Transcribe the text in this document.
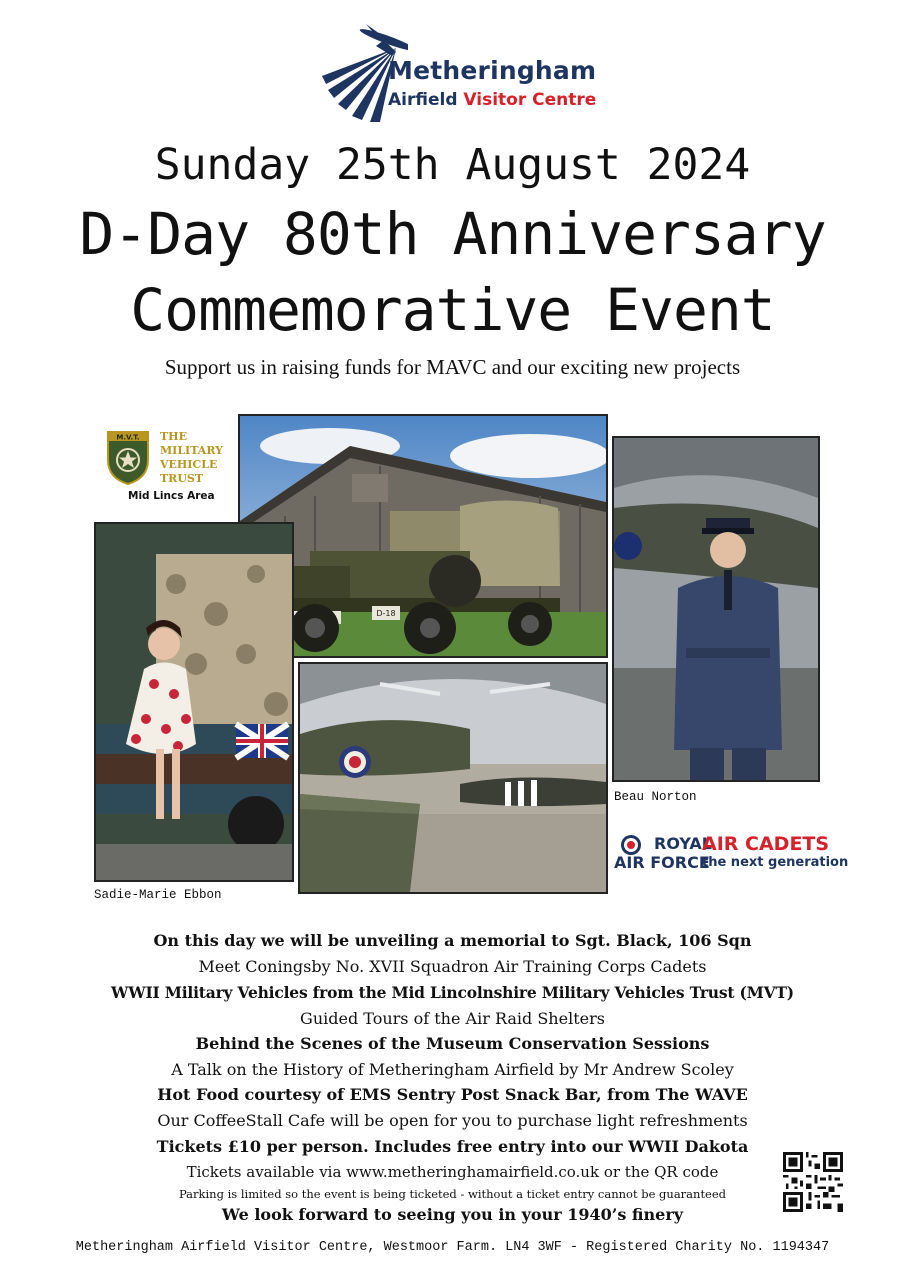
Metheringham
Airfield Visitor Centre
Sunday 25th August 2024
D-Day 80th Anniversary
Commemorative Event
Support us in raising funds for MAVC and our exciting new projects
M.V.T. THE
MILITARY
VEHICLE
TRUST
Mid Lincs Area
D-18
Sadie-Marie Ebbon
Beau Norton
ROYAL
AIR FORCE
AIR CADETS
the next generation
On this day we will be unveiling a memorial to Sgt. Black, 106 Sqn
Meet Coningsby No. XVII Squadron Air Training Corps Cadets
WWII Military Vehicles from the Mid Lincolnshire Military Vehicles Trust (MVT)
Guided Tours of the Air Raid Shelters
Behind the Scenes of the Museum Conservation Sessions
A Talk on the History of Metheringham Airfield by Mr Andrew Scoley
Hot Food courtesy of EMS Sentry Post Snack Bar, from The WAVE
Our CoffeeStall Cafe will be open for you to purchase light refreshments
Tickets £10 per person. Includes free entry into our WWII Dakota
Tickets available via www.metheringhamairfield.co.uk or the QR code
Parking is limited so the event is being ticketed - without a ticket entry cannot be guaranteed
We look forward to seeing you in your 1940’s finery
Metheringham Airfield Visitor Centre, Westmoor Farm. LN4 3WF - Registered Charity No. 1194347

•••

» EXERCISE PROMPT: Give only the number of lines in the entries that contain "this".

» ANSWER TO THE PROBLEM: 2